**Work required:** Search the data for the word "PROCESS" and copy every line that contains it.

**Input data:**
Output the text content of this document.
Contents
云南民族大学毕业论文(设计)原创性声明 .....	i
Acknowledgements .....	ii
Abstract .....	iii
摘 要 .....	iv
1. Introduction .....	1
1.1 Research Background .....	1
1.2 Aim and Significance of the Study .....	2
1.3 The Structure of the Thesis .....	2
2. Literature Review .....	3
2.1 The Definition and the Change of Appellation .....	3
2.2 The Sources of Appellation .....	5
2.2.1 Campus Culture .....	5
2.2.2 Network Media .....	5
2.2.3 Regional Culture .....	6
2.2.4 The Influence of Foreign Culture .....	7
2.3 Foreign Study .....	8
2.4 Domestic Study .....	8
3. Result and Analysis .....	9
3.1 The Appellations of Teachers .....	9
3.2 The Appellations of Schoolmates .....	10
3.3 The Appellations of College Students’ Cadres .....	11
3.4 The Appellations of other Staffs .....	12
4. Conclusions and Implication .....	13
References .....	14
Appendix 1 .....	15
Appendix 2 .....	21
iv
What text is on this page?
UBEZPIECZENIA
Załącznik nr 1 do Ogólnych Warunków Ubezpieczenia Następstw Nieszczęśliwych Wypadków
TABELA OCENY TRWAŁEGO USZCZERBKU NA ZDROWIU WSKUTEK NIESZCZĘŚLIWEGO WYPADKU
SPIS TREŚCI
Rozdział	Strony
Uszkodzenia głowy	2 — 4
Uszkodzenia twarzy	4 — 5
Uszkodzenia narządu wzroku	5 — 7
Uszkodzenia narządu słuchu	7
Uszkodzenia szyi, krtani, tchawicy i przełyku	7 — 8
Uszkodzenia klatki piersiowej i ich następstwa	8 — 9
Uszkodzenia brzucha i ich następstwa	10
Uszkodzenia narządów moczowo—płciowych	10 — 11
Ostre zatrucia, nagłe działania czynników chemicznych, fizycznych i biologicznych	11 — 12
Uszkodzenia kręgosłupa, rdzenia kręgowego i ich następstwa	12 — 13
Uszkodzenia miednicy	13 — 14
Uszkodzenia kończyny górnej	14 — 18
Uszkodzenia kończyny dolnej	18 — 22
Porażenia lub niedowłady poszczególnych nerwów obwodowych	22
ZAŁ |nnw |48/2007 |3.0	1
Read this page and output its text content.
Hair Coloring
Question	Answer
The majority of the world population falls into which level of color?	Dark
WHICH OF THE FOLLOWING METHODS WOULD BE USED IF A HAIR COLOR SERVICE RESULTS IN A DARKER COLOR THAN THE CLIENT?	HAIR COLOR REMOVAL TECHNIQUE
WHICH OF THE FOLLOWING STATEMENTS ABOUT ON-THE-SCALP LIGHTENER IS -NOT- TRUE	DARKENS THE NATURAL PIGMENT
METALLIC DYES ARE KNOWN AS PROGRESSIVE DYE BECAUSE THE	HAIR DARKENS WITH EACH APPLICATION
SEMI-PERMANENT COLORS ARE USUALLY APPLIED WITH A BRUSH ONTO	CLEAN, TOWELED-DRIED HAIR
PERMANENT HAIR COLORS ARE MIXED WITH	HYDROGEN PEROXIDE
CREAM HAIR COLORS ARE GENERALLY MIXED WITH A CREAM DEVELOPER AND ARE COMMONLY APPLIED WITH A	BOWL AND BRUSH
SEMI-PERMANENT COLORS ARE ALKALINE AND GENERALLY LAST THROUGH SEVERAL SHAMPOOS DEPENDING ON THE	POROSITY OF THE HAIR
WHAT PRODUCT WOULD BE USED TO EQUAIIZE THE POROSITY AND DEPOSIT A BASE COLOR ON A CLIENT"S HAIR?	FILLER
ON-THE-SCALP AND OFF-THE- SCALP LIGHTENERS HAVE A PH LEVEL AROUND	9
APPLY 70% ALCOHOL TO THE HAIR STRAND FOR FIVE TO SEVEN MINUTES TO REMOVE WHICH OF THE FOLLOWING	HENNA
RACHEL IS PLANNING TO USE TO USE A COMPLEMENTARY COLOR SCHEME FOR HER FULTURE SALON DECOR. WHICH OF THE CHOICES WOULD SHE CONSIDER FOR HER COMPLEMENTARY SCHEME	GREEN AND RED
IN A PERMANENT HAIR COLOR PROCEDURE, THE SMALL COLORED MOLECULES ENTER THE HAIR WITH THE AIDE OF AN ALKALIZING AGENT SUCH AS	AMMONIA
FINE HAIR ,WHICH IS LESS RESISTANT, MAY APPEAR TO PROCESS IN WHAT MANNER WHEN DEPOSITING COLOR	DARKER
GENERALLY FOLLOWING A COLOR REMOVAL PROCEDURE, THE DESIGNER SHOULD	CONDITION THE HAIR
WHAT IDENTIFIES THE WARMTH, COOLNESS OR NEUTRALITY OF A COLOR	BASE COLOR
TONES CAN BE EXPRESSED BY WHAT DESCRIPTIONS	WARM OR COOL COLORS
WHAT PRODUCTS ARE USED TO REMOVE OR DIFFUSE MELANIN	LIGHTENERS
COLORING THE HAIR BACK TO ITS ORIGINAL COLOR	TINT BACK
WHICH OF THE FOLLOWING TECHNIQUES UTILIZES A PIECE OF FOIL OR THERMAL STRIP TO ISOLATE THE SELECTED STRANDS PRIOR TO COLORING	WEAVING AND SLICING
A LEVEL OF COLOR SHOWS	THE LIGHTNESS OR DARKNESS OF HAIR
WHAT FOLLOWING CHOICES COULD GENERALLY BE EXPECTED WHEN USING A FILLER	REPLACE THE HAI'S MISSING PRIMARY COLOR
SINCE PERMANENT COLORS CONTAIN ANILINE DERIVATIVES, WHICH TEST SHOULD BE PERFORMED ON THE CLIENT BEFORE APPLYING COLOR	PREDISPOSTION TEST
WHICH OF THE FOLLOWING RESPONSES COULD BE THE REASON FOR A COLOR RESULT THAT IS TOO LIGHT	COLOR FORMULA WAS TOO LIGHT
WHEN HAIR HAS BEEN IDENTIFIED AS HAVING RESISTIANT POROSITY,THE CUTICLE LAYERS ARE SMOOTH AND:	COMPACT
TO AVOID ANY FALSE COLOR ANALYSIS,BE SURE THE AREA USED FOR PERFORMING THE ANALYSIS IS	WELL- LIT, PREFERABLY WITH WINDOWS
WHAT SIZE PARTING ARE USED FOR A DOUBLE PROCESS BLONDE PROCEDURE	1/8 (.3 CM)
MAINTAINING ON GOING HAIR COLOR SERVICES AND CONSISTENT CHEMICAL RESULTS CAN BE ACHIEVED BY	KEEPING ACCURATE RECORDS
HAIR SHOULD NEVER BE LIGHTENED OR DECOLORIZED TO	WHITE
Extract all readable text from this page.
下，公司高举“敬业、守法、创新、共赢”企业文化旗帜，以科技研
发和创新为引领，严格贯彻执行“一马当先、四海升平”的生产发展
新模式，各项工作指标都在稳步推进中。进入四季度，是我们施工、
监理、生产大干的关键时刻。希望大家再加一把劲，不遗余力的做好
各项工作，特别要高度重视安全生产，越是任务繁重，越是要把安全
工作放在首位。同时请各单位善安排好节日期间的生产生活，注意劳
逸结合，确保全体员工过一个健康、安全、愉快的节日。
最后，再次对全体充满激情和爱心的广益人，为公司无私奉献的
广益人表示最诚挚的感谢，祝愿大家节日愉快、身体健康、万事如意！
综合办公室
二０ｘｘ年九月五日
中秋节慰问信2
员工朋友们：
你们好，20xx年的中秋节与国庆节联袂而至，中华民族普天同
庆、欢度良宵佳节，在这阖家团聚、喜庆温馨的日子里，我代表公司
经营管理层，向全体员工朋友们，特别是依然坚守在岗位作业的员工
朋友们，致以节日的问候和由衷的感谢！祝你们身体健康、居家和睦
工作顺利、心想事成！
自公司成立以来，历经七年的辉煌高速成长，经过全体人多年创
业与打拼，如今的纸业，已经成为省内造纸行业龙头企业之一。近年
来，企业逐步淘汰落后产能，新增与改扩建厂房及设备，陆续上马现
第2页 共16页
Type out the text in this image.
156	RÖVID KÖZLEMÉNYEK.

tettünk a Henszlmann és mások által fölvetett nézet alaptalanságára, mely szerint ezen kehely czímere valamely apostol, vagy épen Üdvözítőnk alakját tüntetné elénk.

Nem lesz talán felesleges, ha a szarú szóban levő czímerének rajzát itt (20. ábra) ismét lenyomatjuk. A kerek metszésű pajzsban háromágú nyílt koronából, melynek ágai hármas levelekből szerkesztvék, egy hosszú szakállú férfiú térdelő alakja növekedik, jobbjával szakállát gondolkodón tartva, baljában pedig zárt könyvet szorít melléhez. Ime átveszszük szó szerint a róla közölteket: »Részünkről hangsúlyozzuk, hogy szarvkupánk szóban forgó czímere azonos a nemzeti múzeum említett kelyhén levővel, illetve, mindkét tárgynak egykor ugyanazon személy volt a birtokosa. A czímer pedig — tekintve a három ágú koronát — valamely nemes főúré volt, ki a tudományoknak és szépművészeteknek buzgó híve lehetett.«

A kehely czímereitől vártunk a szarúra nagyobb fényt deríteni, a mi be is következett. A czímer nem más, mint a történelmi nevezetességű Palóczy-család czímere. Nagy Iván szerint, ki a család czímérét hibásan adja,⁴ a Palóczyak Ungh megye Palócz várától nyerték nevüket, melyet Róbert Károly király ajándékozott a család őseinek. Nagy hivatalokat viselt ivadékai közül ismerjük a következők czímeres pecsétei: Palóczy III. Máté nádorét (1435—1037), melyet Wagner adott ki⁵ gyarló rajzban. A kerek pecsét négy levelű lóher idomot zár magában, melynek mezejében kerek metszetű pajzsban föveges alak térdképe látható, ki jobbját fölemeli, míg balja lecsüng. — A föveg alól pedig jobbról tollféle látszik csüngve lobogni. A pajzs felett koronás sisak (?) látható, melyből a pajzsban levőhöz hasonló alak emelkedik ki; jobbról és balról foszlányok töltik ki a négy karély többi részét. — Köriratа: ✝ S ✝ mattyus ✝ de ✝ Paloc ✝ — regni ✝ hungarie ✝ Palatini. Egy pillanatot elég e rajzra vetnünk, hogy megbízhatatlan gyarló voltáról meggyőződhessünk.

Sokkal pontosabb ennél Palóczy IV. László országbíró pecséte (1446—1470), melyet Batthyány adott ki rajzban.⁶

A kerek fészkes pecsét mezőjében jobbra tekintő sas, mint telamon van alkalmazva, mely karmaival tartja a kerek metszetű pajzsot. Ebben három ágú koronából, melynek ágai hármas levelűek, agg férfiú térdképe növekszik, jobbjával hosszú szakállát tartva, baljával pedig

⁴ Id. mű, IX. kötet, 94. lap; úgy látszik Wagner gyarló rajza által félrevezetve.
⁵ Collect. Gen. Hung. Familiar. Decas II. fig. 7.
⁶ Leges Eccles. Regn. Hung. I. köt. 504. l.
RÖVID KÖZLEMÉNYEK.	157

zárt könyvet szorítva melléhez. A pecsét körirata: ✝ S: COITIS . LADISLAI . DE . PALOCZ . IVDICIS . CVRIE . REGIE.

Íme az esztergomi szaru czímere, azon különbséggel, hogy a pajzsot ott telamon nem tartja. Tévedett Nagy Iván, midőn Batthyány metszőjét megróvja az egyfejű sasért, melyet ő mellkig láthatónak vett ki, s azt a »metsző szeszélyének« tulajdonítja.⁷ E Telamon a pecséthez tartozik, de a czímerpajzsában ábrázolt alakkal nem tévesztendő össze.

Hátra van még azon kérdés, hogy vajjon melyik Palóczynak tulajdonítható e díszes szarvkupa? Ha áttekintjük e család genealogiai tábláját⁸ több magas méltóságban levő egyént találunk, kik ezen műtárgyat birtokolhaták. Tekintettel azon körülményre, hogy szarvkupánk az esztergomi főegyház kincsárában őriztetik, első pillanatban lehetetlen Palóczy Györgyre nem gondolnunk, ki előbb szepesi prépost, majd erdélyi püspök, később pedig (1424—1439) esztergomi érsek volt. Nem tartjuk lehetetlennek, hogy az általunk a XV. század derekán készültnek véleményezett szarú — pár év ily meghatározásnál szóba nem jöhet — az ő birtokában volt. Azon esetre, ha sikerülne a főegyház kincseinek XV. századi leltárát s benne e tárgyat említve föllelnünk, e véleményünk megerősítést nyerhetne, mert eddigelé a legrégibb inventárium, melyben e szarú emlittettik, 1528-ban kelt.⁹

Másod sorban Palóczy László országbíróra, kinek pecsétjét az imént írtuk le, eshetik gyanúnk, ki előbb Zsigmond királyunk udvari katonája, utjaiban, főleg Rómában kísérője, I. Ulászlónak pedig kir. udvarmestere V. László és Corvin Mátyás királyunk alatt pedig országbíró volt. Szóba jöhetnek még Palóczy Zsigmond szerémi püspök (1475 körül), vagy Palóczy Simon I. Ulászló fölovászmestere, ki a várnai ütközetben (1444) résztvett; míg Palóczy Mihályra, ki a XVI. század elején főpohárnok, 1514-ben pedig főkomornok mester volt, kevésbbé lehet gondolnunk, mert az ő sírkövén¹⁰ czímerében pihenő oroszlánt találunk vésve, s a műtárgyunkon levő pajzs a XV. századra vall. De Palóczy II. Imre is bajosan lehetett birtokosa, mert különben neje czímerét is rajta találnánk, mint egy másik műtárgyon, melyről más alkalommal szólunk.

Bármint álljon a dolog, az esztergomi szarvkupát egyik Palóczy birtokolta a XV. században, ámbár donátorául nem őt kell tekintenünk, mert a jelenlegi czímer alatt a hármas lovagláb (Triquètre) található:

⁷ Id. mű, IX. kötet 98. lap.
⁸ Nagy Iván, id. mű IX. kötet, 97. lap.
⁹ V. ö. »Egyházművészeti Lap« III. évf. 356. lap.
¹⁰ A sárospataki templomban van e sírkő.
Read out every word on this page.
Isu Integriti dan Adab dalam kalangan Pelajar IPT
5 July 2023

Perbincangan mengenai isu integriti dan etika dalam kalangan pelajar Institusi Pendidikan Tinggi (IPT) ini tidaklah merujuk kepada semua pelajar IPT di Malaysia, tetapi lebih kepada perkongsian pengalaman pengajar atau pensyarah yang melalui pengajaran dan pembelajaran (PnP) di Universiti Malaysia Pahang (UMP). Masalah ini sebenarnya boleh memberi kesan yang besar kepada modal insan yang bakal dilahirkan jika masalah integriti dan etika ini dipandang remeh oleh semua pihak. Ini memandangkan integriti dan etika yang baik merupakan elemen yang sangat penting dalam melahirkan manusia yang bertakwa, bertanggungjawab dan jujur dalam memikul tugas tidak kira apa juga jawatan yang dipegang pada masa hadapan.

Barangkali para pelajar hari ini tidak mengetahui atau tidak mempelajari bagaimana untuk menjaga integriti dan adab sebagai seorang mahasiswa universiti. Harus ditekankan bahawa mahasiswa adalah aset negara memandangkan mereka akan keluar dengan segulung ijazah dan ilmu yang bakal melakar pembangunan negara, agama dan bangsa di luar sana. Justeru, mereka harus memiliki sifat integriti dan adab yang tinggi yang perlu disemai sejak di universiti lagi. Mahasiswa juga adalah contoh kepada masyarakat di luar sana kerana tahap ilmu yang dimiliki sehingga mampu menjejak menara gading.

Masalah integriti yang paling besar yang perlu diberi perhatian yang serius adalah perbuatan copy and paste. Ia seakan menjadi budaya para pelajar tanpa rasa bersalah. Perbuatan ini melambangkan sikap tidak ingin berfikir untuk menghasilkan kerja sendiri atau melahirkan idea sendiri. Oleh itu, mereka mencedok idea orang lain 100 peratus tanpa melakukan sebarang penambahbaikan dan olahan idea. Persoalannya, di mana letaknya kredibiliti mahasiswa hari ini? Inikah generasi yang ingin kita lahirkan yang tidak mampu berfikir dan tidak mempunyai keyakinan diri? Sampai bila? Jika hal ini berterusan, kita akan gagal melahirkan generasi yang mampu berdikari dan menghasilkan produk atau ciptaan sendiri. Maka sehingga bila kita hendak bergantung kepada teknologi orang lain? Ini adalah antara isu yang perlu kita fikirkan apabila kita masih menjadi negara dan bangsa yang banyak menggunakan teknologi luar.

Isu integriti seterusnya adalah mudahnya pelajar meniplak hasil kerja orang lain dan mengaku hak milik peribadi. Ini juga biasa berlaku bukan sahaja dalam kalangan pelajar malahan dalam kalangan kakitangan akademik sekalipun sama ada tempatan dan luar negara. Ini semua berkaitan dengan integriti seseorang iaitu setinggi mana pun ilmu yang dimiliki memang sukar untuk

**Exercise result:**
FINE HAIR ,WHICH IS LESS RESISTANT, MAY APPEAR TO PROCESS IN WHAT MANNER WHEN DEPOSITING COLOR	DARKER
WHAT SIZE PARTING ARE USED FOR A DOUBLE PROCESS BLONDE PROCEDURE	1/8 (.3 CM)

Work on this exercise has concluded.